### Direction:
Can you transcribe the data exactly? Leave the pictures out.

----

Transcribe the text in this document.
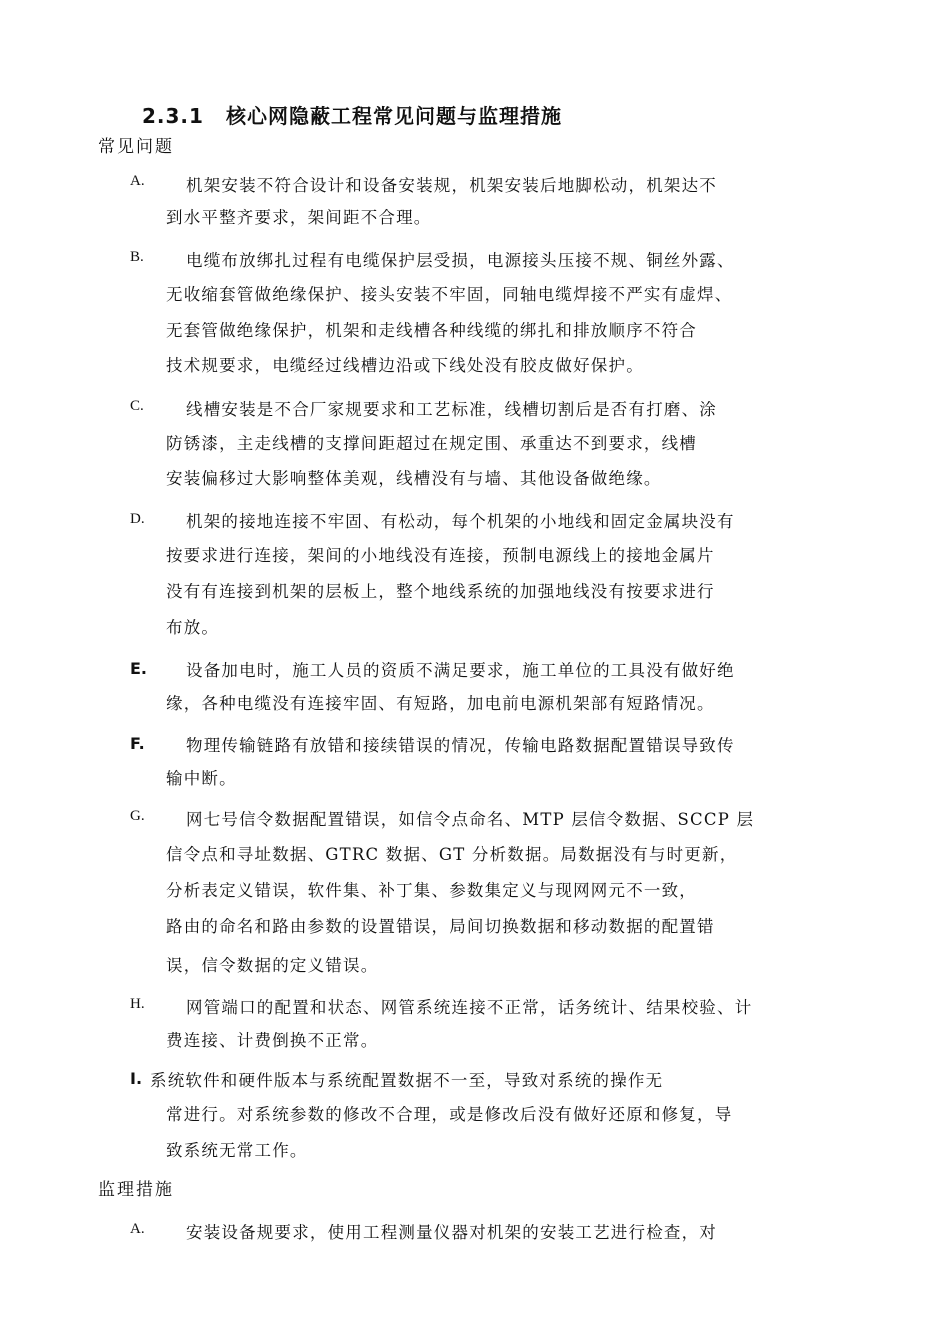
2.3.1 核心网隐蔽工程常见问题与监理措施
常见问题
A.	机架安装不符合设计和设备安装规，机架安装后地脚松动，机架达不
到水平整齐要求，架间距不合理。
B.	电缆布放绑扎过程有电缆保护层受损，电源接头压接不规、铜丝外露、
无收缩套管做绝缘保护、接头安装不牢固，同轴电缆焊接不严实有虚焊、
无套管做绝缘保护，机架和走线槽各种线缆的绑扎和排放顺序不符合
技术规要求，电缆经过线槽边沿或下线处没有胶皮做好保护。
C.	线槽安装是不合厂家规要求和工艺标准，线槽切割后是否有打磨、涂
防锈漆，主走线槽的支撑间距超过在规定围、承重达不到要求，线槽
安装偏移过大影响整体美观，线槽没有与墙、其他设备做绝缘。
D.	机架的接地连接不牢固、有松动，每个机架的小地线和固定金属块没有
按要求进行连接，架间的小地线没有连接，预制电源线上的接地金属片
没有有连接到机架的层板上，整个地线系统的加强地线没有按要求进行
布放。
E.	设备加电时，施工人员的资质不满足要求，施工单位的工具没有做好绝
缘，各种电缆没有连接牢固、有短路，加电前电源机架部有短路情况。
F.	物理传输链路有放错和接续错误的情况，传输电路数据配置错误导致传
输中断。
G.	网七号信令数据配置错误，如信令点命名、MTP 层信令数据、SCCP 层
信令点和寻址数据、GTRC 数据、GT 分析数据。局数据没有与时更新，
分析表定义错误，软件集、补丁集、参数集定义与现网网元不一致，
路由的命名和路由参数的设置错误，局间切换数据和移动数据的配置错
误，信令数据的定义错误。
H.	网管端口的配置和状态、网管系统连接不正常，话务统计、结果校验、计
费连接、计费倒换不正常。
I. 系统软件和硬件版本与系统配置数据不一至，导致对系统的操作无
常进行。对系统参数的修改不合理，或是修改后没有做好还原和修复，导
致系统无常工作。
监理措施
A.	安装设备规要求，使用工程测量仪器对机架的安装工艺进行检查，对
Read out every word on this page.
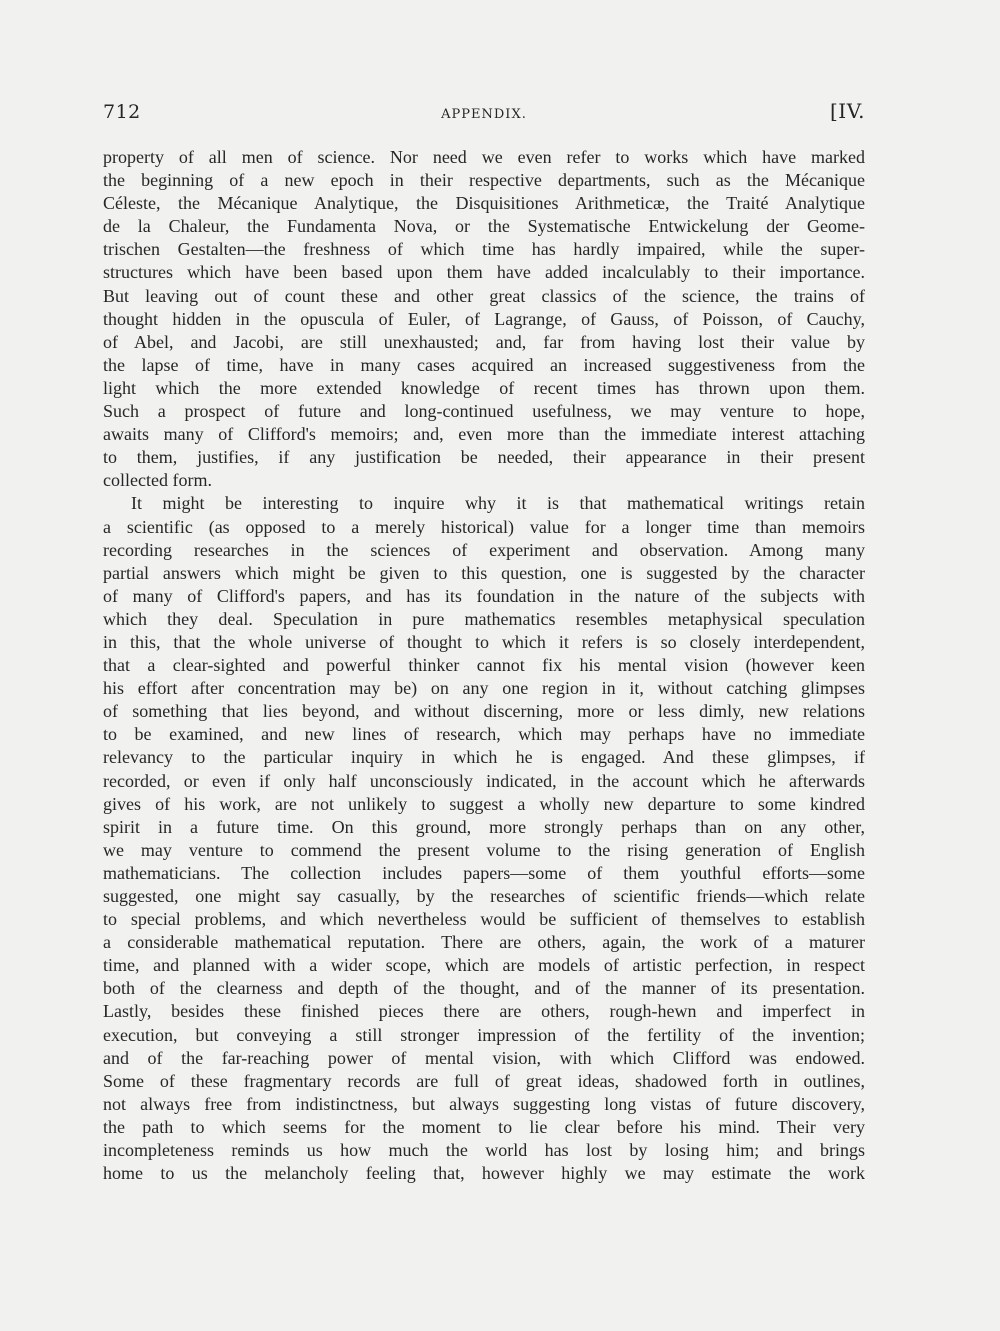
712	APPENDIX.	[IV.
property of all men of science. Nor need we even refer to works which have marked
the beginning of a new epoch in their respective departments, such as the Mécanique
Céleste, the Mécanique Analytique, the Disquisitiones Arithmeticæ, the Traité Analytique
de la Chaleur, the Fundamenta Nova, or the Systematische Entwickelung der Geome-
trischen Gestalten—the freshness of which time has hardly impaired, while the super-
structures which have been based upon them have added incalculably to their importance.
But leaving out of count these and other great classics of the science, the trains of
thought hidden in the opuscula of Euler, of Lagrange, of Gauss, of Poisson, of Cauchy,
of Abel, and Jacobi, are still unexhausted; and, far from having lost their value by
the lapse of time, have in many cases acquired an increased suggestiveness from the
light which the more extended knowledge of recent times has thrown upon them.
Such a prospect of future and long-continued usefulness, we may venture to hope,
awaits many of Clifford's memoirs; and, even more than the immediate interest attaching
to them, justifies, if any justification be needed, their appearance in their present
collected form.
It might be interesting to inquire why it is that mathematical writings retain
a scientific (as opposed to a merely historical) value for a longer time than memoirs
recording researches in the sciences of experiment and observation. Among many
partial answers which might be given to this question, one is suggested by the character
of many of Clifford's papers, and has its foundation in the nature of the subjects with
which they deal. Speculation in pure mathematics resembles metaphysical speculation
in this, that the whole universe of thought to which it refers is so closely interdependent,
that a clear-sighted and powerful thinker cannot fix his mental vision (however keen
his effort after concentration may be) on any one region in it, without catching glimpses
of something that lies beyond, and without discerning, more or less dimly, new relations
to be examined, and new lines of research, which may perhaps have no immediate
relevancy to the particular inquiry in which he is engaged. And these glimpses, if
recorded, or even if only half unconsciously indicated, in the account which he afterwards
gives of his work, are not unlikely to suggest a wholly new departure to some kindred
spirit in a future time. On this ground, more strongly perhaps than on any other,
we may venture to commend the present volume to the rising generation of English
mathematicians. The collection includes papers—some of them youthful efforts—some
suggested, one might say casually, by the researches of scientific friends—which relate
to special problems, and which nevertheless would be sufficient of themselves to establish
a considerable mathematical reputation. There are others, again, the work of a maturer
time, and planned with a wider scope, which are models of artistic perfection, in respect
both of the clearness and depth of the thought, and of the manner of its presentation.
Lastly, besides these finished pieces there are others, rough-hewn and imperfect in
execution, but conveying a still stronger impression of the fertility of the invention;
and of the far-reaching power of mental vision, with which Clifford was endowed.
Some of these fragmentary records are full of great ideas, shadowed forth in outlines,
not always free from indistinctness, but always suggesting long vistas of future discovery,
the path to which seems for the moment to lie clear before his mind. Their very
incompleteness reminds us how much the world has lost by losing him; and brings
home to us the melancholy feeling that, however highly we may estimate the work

----

### Answer for the task:
Transcribe the text in this document.
2.3.1 核心网隐蔽工程常见问题与监理措施
常见问题
A.	机架安装不符合设计和设备安装规，机架安装后地脚松动，机架达不
到水平整齐要求，架间距不合理。
B.	电缆布放绑扎过程有电缆保护层受损，电源接头压接不规、铜丝外露、
无收缩套管做绝缘保护、接头安装不牢固，同轴电缆焊接不严实有虚焊、
无套管做绝缘保护，机架和走线槽各种线缆的绑扎和排放顺序不符合
技术规要求，电缆经过线槽边沿或下线处没有胶皮做好保护。
C.	线槽安装是不合厂家规要求和工艺标准，线槽切割后是否有打磨、涂
防锈漆，主走线槽的支撑间距超过在规定围、承重达不到要求，线槽
安装偏移过大影响整体美观，线槽没有与墙、其他设备做绝缘。
D.	机架的接地连接不牢固、有松动，每个机架的小地线和固定金属块没有
按要求进行连接，架间的小地线没有连接，预制电源线上的接地金属片
没有有连接到机架的层板上，整个地线系统的加强地线没有按要求进行
布放。
E.	设备加电时，施工人员的资质不满足要求，施工单位的工具没有做好绝
缘，各种电缆没有连接牢固、有短路，加电前电源机架部有短路情况。
F.	物理传输链路有放错和接续错误的情况，传输电路数据配置错误导致传
输中断。
G.	网七号信令数据配置错误，如信令点命名、MTP 层信令数据、SCCP 层
信令点和寻址数据、GTRC 数据、GT 分析数据。局数据没有与时更新，
分析表定义错误，软件集、补丁集、参数集定义与现网网元不一致，
路由的命名和路由参数的设置错误，局间切换数据和移动数据的配置错
误，信令数据的定义错误。
H.	网管端口的配置和状态、网管系统连接不正常，话务统计、结果校验、计
费连接、计费倒换不正常。
I. 系统软件和硬件版本与系统配置数据不一至，导致对系统的操作无
常进行。对系统参数的修改不合理，或是修改后没有做好还原和修复，导
致系统无常工作。
监理措施
A.	安装设备规要求，使用工程测量仪器对机架的安装工艺进行检查，对
Read out every word on this page.
712	APPENDIX.	[IV.
property of all men of science. Nor need we even refer to works which have marked
the beginning of a new epoch in their respective departments, such as the Mécanique
Céleste, the Mécanique Analytique, the Disquisitiones Arithmeticæ, the Traité Analytique
de la Chaleur, the Fundamenta Nova, or the Systematische Entwickelung der Geome-
trischen Gestalten—the freshness of which time has hardly impaired, while the super-
structures which have been based upon them have added incalculably to their importance.
But leaving out of count these and other great classics of the science, the trains of
thought hidden in the opuscula of Euler, of Lagrange, of Gauss, of Poisson, of Cauchy,
of Abel, and Jacobi, are still unexhausted; and, far from having lost their value by
the lapse of time, have in many cases acquired an increased suggestiveness from the
light which the more extended knowledge of recent times has thrown upon them.
Such a prospect of future and long-continued usefulness, we may venture to hope,
awaits many of Clifford's memoirs; and, even more than the immediate interest attaching
to them, justifies, if any justification be needed, their appearance in their present
collected form.
It might be interesting to inquire why it is that mathematical writings retain
a scientific (as opposed to a merely historical) value for a longer time than memoirs
recording researches in the sciences of experiment and observation. Among many
partial answers which might be given to this question, one is suggested by the character
of many of Clifford's papers, and has its foundation in the nature of the subjects with
which they deal. Speculation in pure mathematics resembles metaphysical speculation
in this, that the whole universe of thought to which it refers is so closely interdependent,
that a clear-sighted and powerful thinker cannot fix his mental vision (however keen
his effort after concentration may be) on any one region in it, without catching glimpses
of something that lies beyond, and without discerning, more or less dimly, new relations
to be examined, and new lines of research, which may perhaps have no immediate
relevancy to the particular inquiry in which he is engaged. And these glimpses, if
recorded, or even if only half unconsciously indicated, in the account which he afterwards
gives of his work, are not unlikely to suggest a wholly new departure to some kindred
spirit in a future time. On this ground, more strongly perhaps than on any other,
we may venture to commend the present volume to the rising generation of English
mathematicians. The collection includes papers—some of them youthful efforts—some
suggested, one might say casually, by the researches of scientific friends—which relate
to special problems, and which nevertheless would be sufficient of themselves to establish
a considerable mathematical reputation. There are others, again, the work of a maturer
time, and planned with a wider scope, which are models of artistic perfection, in respect
both of the clearness and depth of the thought, and of the manner of its presentation.
Lastly, besides these finished pieces there are others, rough-hewn and imperfect in
execution, but conveying a still stronger impression of the fertility of the invention;
and of the far-reaching power of mental vision, with which Clifford was endowed.
Some of these fragmentary records are full of great ideas, shadowed forth in outlines,
not always free from indistinctness, but always suggesting long vistas of future discovery,
the path to which seems for the moment to lie clear before his mind. Their very
incompleteness reminds us how much the world has lost by losing him; and brings
home to us the melancholy feeling that, however highly we may estimate the work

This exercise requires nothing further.